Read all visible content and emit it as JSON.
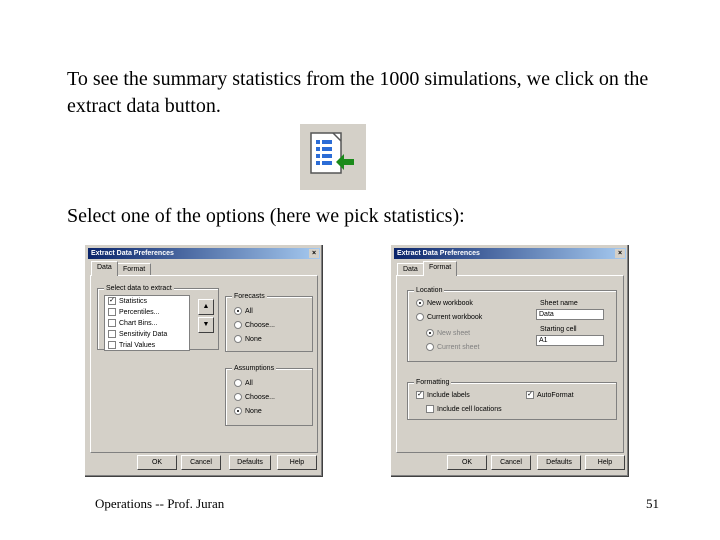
{
  "slide": {
    "paragraph1": "To see the summary statistics from the 1000 simulations, we click on the extract data button.",
    "paragraph2": "Select one of the options (here we pick statistics):",
    "footer": "Operations -- Prof. Juran",
    "page_number": "51"
  },
  "dialog1": {
    "title": "Extract Data Preferences",
    "tabs": [
      "Data",
      "Format"
    ],
    "select_label": "Select data to extract",
    "items": [
      "Statistics",
      "Percentiles...",
      "Chart Bins...",
      "Sensitivity Data",
      "Trial Values"
    ],
    "up_icon": "arrow-up",
    "down_icon": "arrow-down",
    "forecasts_label": "Forecasts",
    "forecast_options": [
      "All",
      "Choose...",
      "None"
    ],
    "assumptions_label": "Assumptions",
    "assumption_options": [
      "All",
      "Choose...",
      "None"
    ],
    "buttons": [
      "OK",
      "Cancel",
      "Defaults",
      "Help"
    ]
  },
  "dialog2": {
    "title": "Extract Data Preferences",
    "tabs": [
      "Data",
      "Format"
    ],
    "location_label": "Location",
    "location_options": [
      "New workbook",
      "Current workbook"
    ],
    "sub_options": [
      "New sheet",
      "Current sheet"
    ],
    "sheet_name_label": "Sheet name",
    "sheet_name_value": "Data",
    "starting_cell_label": "Starting cell",
    "starting_cell_value": "A1",
    "formatting_label": "Formatting",
    "include_labels": "Include labels",
    "autoformat": "AutoFormat",
    "include_cell_locations": "Include cell locations",
    "buttons": [
      "OK",
      "Cancel",
      "Defaults",
      "Help"
    ]
  },
  "colors": {
    "dialog_face": "#d4d0c8",
    "title_bar": "#0a246a",
    "icon_arrow": "#1a8a1a"
  }
}
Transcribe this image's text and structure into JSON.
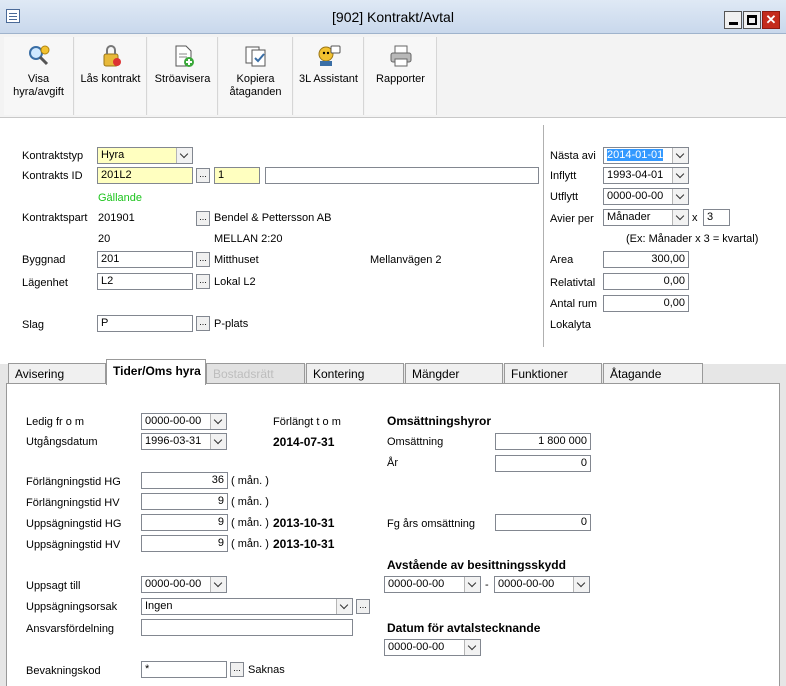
{
  "window": {
    "title": "[902]  Kontrakt/Avtal"
  },
  "toolbar": {
    "buttons": [
      {
        "label": "Visa\nhyra/avgift"
      },
      {
        "label": "Lås kontrakt"
      },
      {
        "label": "Ströavisera"
      },
      {
        "label": "Kopiera\nåtaganden"
      },
      {
        "label": "3L Assistant"
      },
      {
        "label": "Rapporter"
      }
    ]
  },
  "contract": {
    "kontraktstyp_label": "Kontraktstyp",
    "kontraktstyp_value": "Hyra",
    "kontrakts_id_label": "Kontrakts ID",
    "kontrakts_id_value": "201L2",
    "kontrakts_id_suffix": "1",
    "kontrakts_id_extra": "",
    "status": "Gällande",
    "kontraktspart_label": "Kontraktspart",
    "kontraktspart_id": "201901",
    "kontraktspart_name": "Bendel & Pettersson AB",
    "kontraktspart_sub_id": "20",
    "kontraktspart_sub_name": "MELLAN 2:20",
    "byggnad_label": "Byggnad",
    "byggnad_value": "201",
    "byggnad_name": "Mitthuset",
    "byggnad_address": "Mellanvägen 2",
    "lagenhet_label": "Lägenhet",
    "lagenhet_value": "L2",
    "lagenhet_name": "Lokal L2",
    "slag_label": "Slag",
    "slag_value": "P",
    "slag_name": "P-plats"
  },
  "side": {
    "nasta_avi_label": "Nästa avi",
    "nasta_avi_value": "2014-01-01",
    "inflytt_label": "Inflytt",
    "inflytt_value": "1993-04-01",
    "utflytt_label": "Utflytt",
    "utflytt_value": "0000-00-00",
    "avier_per_label": "Avier per",
    "avier_per_value": "Månader",
    "avier_x": "x",
    "avier_count": "3",
    "avier_hint": "(Ex: Månader x 3 = kvartal)",
    "area_label": "Area",
    "area_value": "300,00",
    "relativtal_label": "Relativtal",
    "relativtal_value": "0,00",
    "antal_rum_label": "Antal rum",
    "antal_rum_value": "0,00",
    "lokalyta_label": "Lokalyta"
  },
  "tabs": [
    {
      "label": "Avisering"
    },
    {
      "label": "Tider/Oms hyra"
    },
    {
      "label": "Bostadsrätt"
    },
    {
      "label": "Kontering"
    },
    {
      "label": "Mängder"
    },
    {
      "label": "Funktioner"
    },
    {
      "label": "Åtagande"
    }
  ],
  "tider": {
    "ledig_label": "Ledig fr o m",
    "ledig_value": "0000-00-00",
    "forlangt_label": "Förlängt t o m",
    "utgang_label": "Utgångsdatum",
    "utgang_value": "1996-03-31",
    "forlangt_value": "2014-07-31",
    "forl_hg_label": "Förlängningstid HG",
    "forl_hg_value": "36",
    "forl_hv_label": "Förlängningstid HV",
    "forl_hv_value": "9",
    "upps_hg_label": "Uppsägningstid HG",
    "upps_hg_value": "9",
    "upps_hg_date": "2013-10-31",
    "upps_hv_label": "Uppsägningstid HV",
    "upps_hv_value": "9",
    "upps_hv_date": "2013-10-31",
    "man_unit": "( mån. )",
    "uppsagt_label": "Uppsagt till",
    "uppsagt_value": "0000-00-00",
    "orsak_label": "Uppsägningsorsak",
    "orsak_value": "Ingen",
    "ansvar_label": "Ansvarsfördelning",
    "ansvar_value": "",
    "bevakning_label": "Bevakningskod",
    "bevakning_value": "*",
    "bevakning_text": "Saknas"
  },
  "oms": {
    "heading": "Omsättningshyror",
    "omsattning_label": "Omsättning",
    "omsattning_value": "1 800 000",
    "ar_label": "År",
    "ar_value": "0",
    "fg_label": "Fg års omsättning",
    "fg_value": "0",
    "avstaende_heading": "Avstående av besittningsskydd",
    "avstaende_from": "0000-00-00",
    "avstaende_dash": "-",
    "avstaende_to": "0000-00-00",
    "datum_heading": "Datum för avtalstecknande",
    "datum_value": "0000-00-00"
  }
}
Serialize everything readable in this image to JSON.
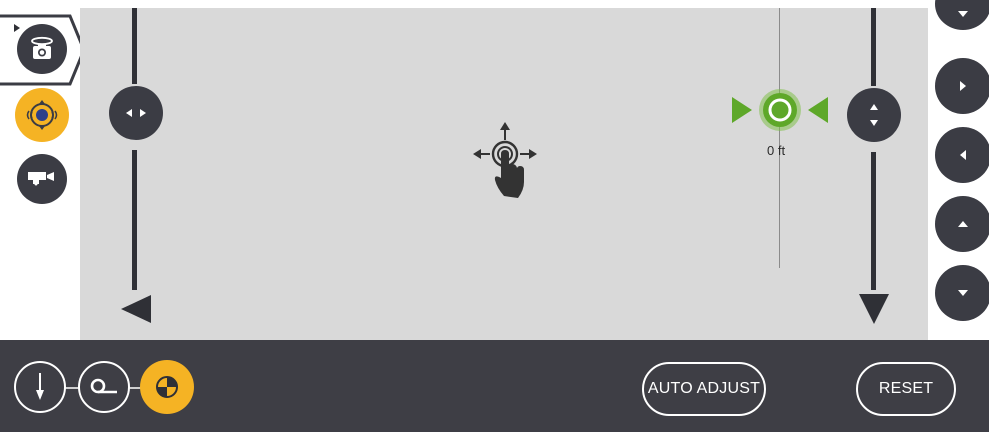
{
  "viewport": {
    "distance_readout": "0 ft"
  },
  "toolbar": {
    "auto_adjust_label": "AUTO ADJUST",
    "reset_label": "RESET"
  },
  "icons": {
    "sidebar": [
      "camera-rotate-icon",
      "target-move-icon",
      "video-camera-icon"
    ],
    "right_nudge": [
      "chevron-down-icon",
      "chevron-right-icon",
      "chevron-left-icon",
      "chevron-up-icon",
      "chevron-down-icon"
    ],
    "bottom_modes": [
      "plumb-bob-icon",
      "tape-measure-icon",
      "target-crosshair-icon"
    ]
  },
  "colors": {
    "accent_yellow": "#f5b324",
    "marker_green": "#5ea829",
    "bar_dark": "#3e3e45",
    "canvas_gray": "#d9d9d9"
  }
}
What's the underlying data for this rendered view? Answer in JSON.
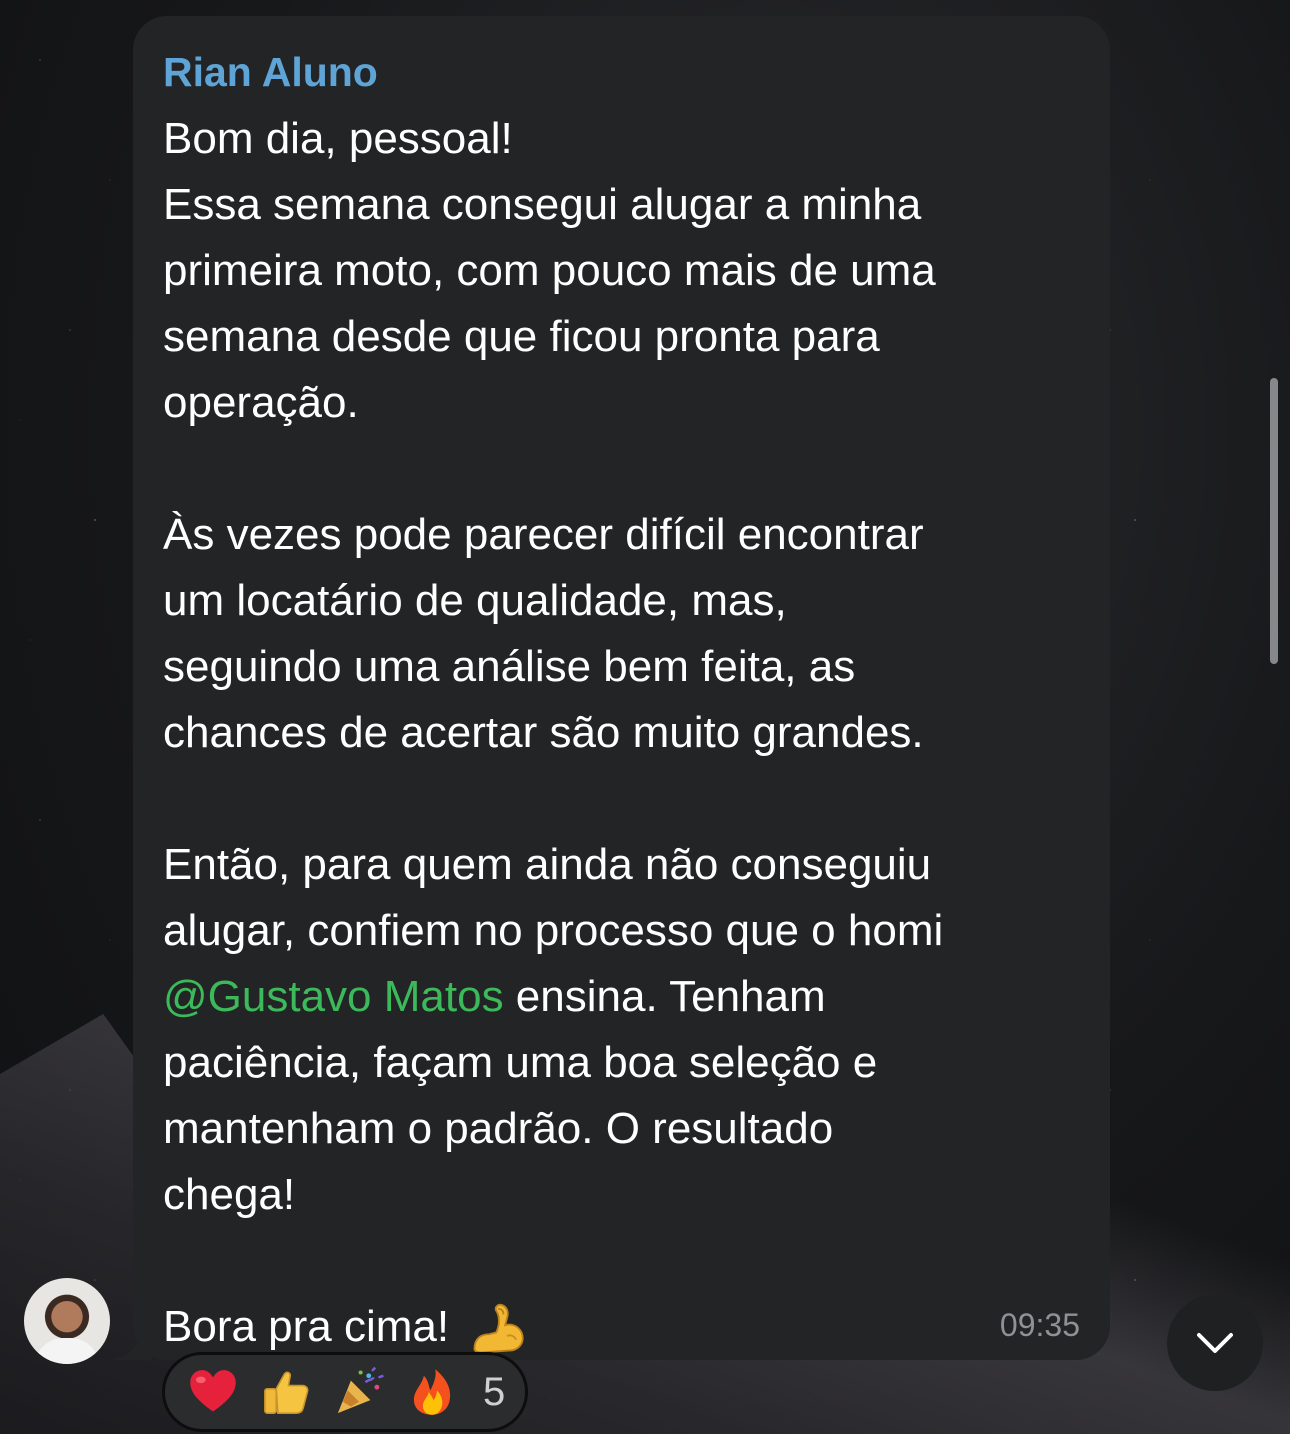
{
  "message": {
    "sender": "Rian Aluno",
    "paragraphs": [
      [
        "Bom dia, pessoal!",
        "Essa semana consegui alugar a minha",
        "primeira moto, com pouco mais de uma",
        "semana desde que ficou pronta para",
        "operação."
      ],
      [
        "Às vezes pode parecer difícil encontrar",
        "um locatário de qualidade, mas,",
        "seguindo uma análise bem feita, as",
        "chances de acertar são muito grandes."
      ]
    ],
    "p3_line1": "Então, para quem ainda não conseguiu",
    "p3_line2": "alugar, confiem no processo que o homi",
    "mention": "@Gustavo Matos",
    "p3_line3_rest": " ensina. Tenham",
    "p3_line4": "paciência, façam uma boa seleção e",
    "p3_line5": "mantenham o padrão. O resultado",
    "p3_line6": "chega!",
    "closing": "Bora pra cima!",
    "closing_emoji": "flexed-biceps",
    "time": "09:35"
  },
  "reactions": {
    "icons": [
      "red-heart",
      "thumbs-up",
      "party-popper",
      "fire"
    ],
    "count": "5"
  },
  "colors": {
    "sender": "#5fa4d6",
    "mention": "#3cba5b",
    "bubble": "#232425",
    "text": "#ffffff",
    "time": "#8f9194"
  },
  "icons": {
    "scroll_down": "chevron-down-icon"
  }
}
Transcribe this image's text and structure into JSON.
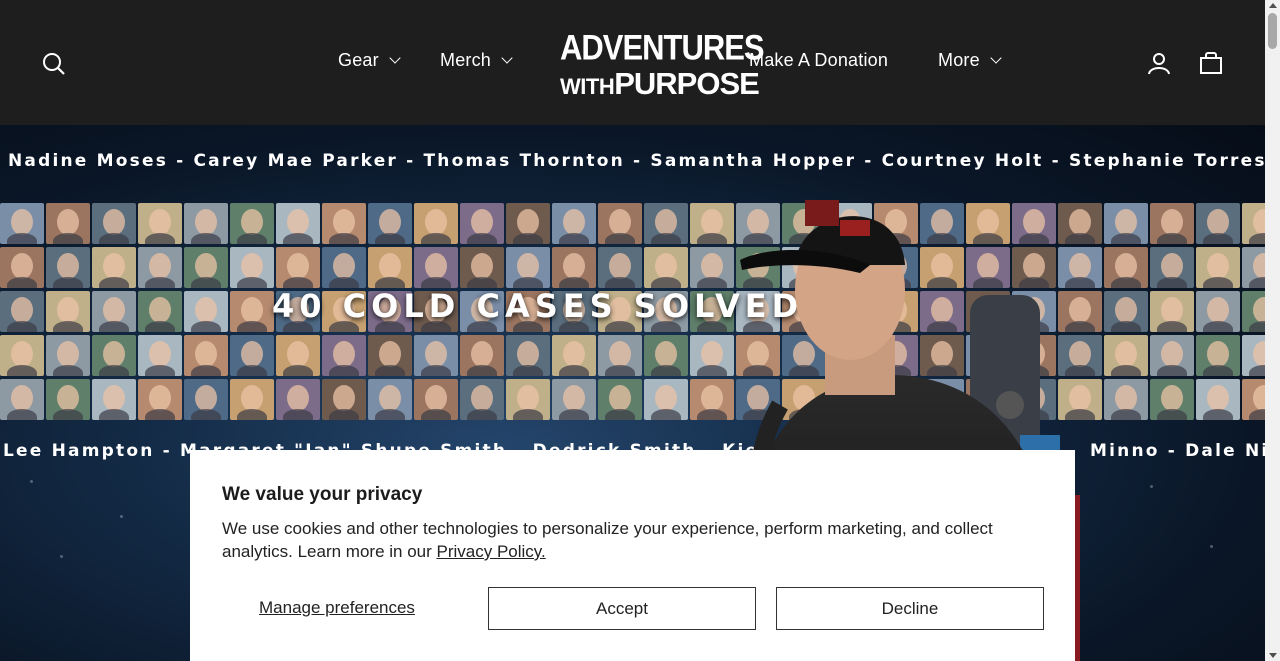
{
  "header": {
    "nav_left": [
      {
        "label": "Gear",
        "has_dropdown": true
      },
      {
        "label": "Merch",
        "has_dropdown": true
      }
    ],
    "logo": {
      "line1": "ADVENTURES",
      "line2_small": "WITH",
      "line2_big": "PURPOSE"
    },
    "nav_right": [
      {
        "label": "Make A Donation",
        "has_dropdown": false
      },
      {
        "label": "More",
        "has_dropdown": true
      }
    ],
    "icons": {
      "search": "search-icon",
      "account": "user-icon",
      "cart": "cart-icon"
    }
  },
  "hero": {
    "names_top": "Nadine Moses - Carey Mae Parker - Thomas Thornton - Samantha Hopper - Courtney Holt - Stephanie Torres - Anni",
    "names_bottom": "Lee Hampton - Margaret \"Jan\" Shupe Smith - Dedrick Smith - Kiely L",
    "names_bottom_right": "Minno - Dale Nic",
    "headline": "40 COLD CASES SOLVED"
  },
  "cookie_banner": {
    "title": "We value your privacy",
    "message": "We use cookies and other technologies to personalize your experience, perform marketing, and collect analytics. Learn more in our ",
    "policy_link": "Privacy Policy.",
    "manage_label": "Manage preferences",
    "accept_label": "Accept",
    "decline_label": "Decline"
  },
  "colors": {
    "header_bg": "#1e1e1e",
    "hero_bg": "#0b1524",
    "banner_bg": "#ffffff"
  }
}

★ ★ ★ ★ ★ ★ ★

Search the records above for the string "alugar". Copy every line that contains it.

        "Essa semana consegui alugar a minha",
    "p3_line2": "alugar, confiem no processo que o homi",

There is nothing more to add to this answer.